DO THIS: Transcribe every entry below word for word, but skip the pictures.

PROVIDED DATA:
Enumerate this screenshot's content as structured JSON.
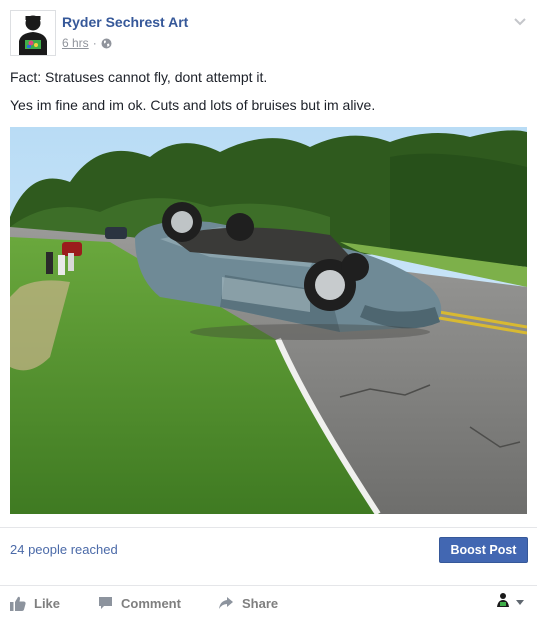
{
  "post": {
    "page_name": "Ryder Sechrest Art",
    "time": "6 hrs",
    "separator": "·",
    "lines": [
      "Fact: Stratuses cannot fly, dont attempt it.",
      "Yes im fine and im ok. Cuts and lots of bruises but im alive."
    ]
  },
  "insights": {
    "reach": "24 people reached",
    "boost_label": "Boost Post"
  },
  "actions": {
    "like": "Like",
    "comment": "Comment",
    "share": "Share"
  },
  "icons": {
    "audience": "globe-icon",
    "menu": "chevron-down-icon",
    "like": "thumbs-up-icon",
    "comment": "comment-icon",
    "share": "share-arrow-icon",
    "reactor": "avatar-icon"
  },
  "colors": {
    "link": "#365899",
    "button": "#4267b2",
    "muted": "#90949c"
  }
}
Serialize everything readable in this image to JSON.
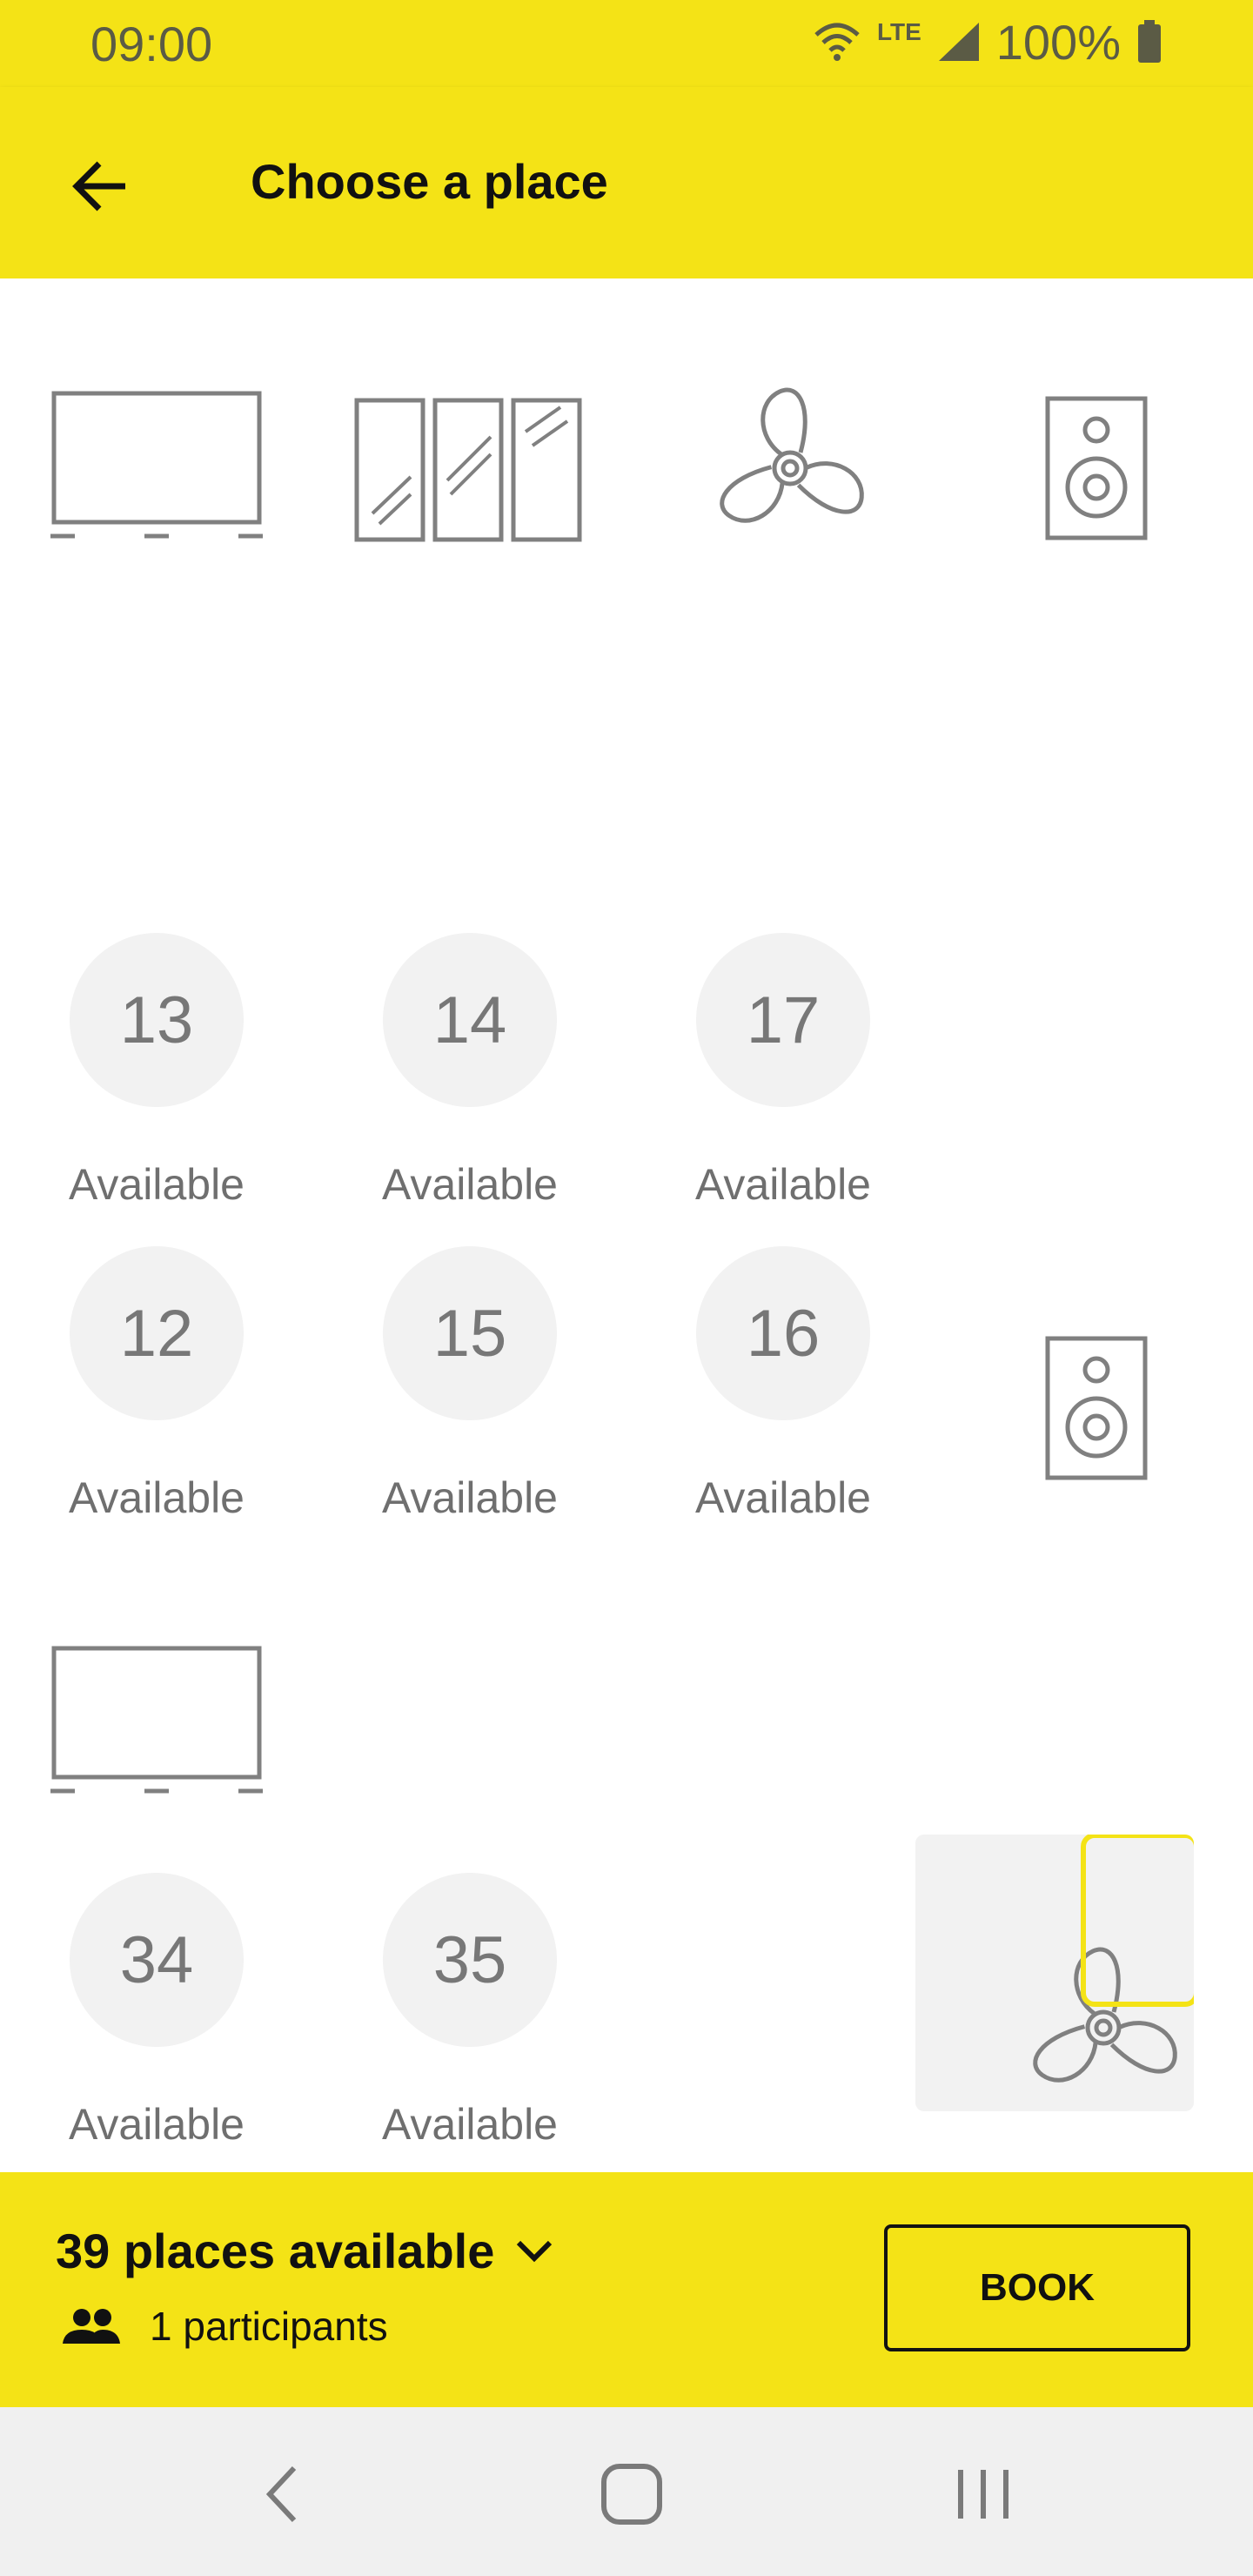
{
  "status_bar": {
    "time": "09:00",
    "network": "LTE",
    "battery": "100%",
    "icons": [
      "wifi-icon",
      "signal-icon",
      "battery-icon"
    ]
  },
  "app_bar": {
    "title": "Choose a place",
    "back_icon": "arrow-back-icon"
  },
  "map": {
    "objects": [
      "tv-icon",
      "window-icon",
      "fan-icon",
      "speaker-icon",
      "speaker-icon",
      "tv-icon",
      "fan-icon"
    ],
    "seats": [
      {
        "number": "13",
        "status": "Available"
      },
      {
        "number": "14",
        "status": "Available"
      },
      {
        "number": "17",
        "status": "Available"
      },
      {
        "number": "12",
        "status": "Available"
      },
      {
        "number": "15",
        "status": "Available"
      },
      {
        "number": "16",
        "status": "Available"
      },
      {
        "number": "34",
        "status": "Available"
      },
      {
        "number": "35",
        "status": "Available"
      }
    ]
  },
  "bottom": {
    "places_label": "39 places available",
    "participants_label": "1 participants",
    "book_label": "BOOK"
  },
  "colors": {
    "accent": "#f4e316",
    "seat_bg": "#f2f2f2",
    "seat_text": "#777777",
    "icon_stroke": "#808080"
  }
}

THE SOLUTION:
Enumerate this screenshot's content as structured JSON.
{
  "post": {
    "page_name": "Ryder Sechrest Art",
    "time": "6 hrs",
    "separator": "·",
    "lines": [
      "Fact: Stratuses cannot fly, dont attempt it.",
      "Yes im fine and im ok. Cuts and lots of bruises but im alive."
    ]
  },
  "insights": {
    "reach": "24 people reached",
    "boost_label": "Boost Post"
  },
  "actions": {
    "like": "Like",
    "comment": "Comment",
    "share": "Share"
  },
  "icons": {
    "audience": "globe-icon",
    "menu": "chevron-down-icon",
    "like": "thumbs-up-icon",
    "comment": "comment-icon",
    "share": "share-arrow-icon",
    "reactor": "avatar-icon"
  },
  "colors": {
    "link": "#365899",
    "button": "#4267b2",
    "muted": "#90949c"
  }
}
Serialize everything readable in this image to JSON.
{
  "status_bar": {
    "time": "09:00",
    "network": "LTE",
    "battery": "100%",
    "icons": [
      "wifi-icon",
      "signal-icon",
      "battery-icon"
    ]
  },
  "app_bar": {
    "title": "Choose a place",
    "back_icon": "arrow-back-icon"
  },
  "map": {
    "objects": [
      "tv-icon",
      "window-icon",
      "fan-icon",
      "speaker-icon",
      "speaker-icon",
      "tv-icon",
      "fan-icon"
    ],
    "seats": [
      {
        "number": "13",
        "status": "Available"
      },
      {
        "number": "14",
        "status": "Available"
      },
      {
        "number": "17",
        "status": "Available"
      },
      {
        "number": "12",
        "status": "Available"
      },
      {
        "number": "15",
        "status": "Available"
      },
      {
        "number": "16",
        "status": "Available"
      },
      {
        "number": "34",
        "status": "Available"
      },
      {
        "number": "35",
        "status": "Available"
      }
    ]
  },
  "bottom": {
    "places_label": "39 places available",
    "participants_label": "1 participants",
    "book_label": "BOOK"
  },
  "colors": {
    "accent": "#f4e316",
    "seat_bg": "#f2f2f2",
    "seat_text": "#777777",
    "icon_stroke": "#808080"
  }
}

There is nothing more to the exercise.